── Data excerpts ──
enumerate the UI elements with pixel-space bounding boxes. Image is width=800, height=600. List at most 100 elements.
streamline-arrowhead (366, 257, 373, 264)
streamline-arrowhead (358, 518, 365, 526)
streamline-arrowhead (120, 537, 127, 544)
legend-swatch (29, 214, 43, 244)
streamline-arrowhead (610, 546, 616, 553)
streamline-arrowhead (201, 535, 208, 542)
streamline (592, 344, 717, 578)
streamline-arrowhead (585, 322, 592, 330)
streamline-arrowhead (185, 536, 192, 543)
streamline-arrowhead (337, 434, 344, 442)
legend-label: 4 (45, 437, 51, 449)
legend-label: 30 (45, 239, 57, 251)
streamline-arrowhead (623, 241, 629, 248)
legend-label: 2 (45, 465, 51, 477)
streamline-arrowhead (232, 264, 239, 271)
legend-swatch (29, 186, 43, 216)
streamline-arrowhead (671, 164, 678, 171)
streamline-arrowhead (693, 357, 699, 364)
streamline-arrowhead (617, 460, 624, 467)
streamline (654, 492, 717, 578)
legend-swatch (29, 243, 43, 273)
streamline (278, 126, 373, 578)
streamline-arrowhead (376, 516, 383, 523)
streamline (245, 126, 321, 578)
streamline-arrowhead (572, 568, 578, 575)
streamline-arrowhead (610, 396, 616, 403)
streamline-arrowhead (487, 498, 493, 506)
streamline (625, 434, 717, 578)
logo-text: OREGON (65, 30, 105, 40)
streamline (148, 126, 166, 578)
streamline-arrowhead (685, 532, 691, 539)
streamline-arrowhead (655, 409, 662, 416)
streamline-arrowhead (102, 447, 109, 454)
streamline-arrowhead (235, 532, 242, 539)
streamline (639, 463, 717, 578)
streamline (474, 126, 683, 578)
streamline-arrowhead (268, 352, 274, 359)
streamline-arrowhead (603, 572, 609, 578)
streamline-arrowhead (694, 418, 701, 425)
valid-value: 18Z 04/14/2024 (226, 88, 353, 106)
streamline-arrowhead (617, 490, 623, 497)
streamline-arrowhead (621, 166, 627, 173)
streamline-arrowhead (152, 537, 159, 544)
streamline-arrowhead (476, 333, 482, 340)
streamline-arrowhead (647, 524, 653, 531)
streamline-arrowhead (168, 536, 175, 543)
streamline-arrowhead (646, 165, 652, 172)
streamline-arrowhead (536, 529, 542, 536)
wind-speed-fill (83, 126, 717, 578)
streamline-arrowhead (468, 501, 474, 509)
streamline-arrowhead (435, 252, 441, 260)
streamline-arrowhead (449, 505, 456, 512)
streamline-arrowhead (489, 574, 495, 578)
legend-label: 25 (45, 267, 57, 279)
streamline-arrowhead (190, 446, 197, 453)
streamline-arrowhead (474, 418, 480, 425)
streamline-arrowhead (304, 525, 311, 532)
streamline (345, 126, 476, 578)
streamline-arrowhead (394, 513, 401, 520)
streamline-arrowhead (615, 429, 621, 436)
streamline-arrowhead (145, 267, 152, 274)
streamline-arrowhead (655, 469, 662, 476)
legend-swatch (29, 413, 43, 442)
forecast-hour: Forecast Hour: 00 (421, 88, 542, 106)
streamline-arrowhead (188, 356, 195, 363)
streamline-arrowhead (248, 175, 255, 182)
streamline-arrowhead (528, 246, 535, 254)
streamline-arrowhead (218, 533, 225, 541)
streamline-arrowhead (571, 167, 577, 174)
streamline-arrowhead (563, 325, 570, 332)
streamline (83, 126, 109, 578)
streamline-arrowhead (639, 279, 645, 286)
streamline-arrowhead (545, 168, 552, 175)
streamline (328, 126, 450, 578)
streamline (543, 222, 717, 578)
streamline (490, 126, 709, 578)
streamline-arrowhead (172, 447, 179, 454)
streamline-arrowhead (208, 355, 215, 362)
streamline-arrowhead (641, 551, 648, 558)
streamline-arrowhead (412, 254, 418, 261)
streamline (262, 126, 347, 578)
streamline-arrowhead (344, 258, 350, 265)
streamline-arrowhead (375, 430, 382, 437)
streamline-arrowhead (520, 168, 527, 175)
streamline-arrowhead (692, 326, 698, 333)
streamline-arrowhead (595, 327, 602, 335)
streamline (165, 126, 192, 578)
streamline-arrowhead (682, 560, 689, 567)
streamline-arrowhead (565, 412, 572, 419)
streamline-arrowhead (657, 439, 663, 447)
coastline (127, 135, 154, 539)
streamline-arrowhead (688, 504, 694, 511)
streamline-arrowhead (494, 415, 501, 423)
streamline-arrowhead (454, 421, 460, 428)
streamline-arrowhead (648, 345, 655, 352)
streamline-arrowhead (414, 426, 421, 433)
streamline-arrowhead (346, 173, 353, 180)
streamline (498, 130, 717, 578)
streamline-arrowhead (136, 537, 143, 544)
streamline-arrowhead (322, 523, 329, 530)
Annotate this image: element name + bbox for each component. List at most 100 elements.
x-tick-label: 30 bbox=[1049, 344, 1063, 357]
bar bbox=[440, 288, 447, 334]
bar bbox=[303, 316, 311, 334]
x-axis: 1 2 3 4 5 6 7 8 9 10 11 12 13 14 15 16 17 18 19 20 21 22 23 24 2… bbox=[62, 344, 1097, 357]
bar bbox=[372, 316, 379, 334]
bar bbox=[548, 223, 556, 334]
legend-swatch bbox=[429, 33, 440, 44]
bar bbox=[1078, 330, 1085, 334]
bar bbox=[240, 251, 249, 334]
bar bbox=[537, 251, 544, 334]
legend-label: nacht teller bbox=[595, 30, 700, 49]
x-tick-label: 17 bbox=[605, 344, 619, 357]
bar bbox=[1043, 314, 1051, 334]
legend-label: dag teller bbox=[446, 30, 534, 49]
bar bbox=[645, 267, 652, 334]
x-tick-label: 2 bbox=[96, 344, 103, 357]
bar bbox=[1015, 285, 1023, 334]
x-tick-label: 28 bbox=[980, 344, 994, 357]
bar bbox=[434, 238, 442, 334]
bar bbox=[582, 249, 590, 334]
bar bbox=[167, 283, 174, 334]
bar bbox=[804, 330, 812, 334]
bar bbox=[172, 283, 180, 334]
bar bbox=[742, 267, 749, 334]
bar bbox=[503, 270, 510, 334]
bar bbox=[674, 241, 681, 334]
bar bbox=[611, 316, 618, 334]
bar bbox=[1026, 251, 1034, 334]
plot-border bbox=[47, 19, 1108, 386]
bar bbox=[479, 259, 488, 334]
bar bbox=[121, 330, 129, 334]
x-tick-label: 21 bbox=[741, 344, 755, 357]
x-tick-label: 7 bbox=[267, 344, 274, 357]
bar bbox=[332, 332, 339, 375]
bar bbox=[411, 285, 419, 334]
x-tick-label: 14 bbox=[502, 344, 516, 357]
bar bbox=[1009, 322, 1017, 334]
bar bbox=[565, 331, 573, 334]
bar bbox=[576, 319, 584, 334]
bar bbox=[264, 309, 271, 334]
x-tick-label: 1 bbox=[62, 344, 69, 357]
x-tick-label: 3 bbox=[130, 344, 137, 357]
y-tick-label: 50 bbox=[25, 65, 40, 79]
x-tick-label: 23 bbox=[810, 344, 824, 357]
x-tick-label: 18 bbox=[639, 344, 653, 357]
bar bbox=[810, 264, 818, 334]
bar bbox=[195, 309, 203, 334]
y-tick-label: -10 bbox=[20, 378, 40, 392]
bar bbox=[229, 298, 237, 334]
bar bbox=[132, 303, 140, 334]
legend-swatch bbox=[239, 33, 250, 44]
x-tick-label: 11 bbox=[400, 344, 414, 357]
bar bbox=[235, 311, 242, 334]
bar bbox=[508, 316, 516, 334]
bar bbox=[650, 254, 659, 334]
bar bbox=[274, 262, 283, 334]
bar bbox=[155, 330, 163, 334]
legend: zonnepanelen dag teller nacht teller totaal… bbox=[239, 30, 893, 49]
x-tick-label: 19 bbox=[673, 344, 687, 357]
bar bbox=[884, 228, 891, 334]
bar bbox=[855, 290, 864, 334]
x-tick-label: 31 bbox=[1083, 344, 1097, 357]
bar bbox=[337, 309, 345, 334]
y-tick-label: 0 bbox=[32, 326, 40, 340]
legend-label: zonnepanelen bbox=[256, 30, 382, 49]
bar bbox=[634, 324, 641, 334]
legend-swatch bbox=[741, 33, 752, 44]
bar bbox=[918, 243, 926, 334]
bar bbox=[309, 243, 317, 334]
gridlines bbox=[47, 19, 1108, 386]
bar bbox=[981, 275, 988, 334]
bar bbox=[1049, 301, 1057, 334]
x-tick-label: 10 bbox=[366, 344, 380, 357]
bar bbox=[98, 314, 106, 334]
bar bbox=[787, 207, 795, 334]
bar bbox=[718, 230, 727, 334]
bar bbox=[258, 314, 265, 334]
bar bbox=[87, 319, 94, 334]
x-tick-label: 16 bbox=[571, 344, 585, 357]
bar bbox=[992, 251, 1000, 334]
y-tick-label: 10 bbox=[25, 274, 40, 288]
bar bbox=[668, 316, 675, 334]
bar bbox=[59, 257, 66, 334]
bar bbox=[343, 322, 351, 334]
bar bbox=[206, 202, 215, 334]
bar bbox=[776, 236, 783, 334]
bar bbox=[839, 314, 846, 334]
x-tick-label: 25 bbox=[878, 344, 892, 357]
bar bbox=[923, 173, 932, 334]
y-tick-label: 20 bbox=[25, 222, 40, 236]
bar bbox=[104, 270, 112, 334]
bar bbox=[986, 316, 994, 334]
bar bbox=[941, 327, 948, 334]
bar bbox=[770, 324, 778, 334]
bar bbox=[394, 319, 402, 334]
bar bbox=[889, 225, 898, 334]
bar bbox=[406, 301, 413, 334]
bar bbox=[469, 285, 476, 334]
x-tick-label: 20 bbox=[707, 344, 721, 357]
───
Description of the task: Pull out every line from the beginning of the records down to the line containing "legend-label: 2 (45, 465, 51, 477)", including that line, and reproduce them without any change.

Output below:
enumerate the UI elements with pixel-space bounding boxes. Image is width=800, height=600. List at most 100 elements.
streamline-arrowhead (366, 257, 373, 264)
streamline-arrowhead (358, 518, 365, 526)
streamline-arrowhead (120, 537, 127, 544)
legend-swatch (29, 214, 43, 244)
streamline-arrowhead (610, 546, 616, 553)
streamline-arrowhead (201, 535, 208, 542)
streamline (592, 344, 717, 578)
streamline-arrowhead (585, 322, 592, 330)
streamline-arrowhead (185, 536, 192, 543)
streamline-arrowhead (337, 434, 344, 442)
legend-label: 4 (45, 437, 51, 449)
legend-label: 30 (45, 239, 57, 251)
streamline-arrowhead (623, 241, 629, 248)
legend-label: 2 (45, 465, 51, 477)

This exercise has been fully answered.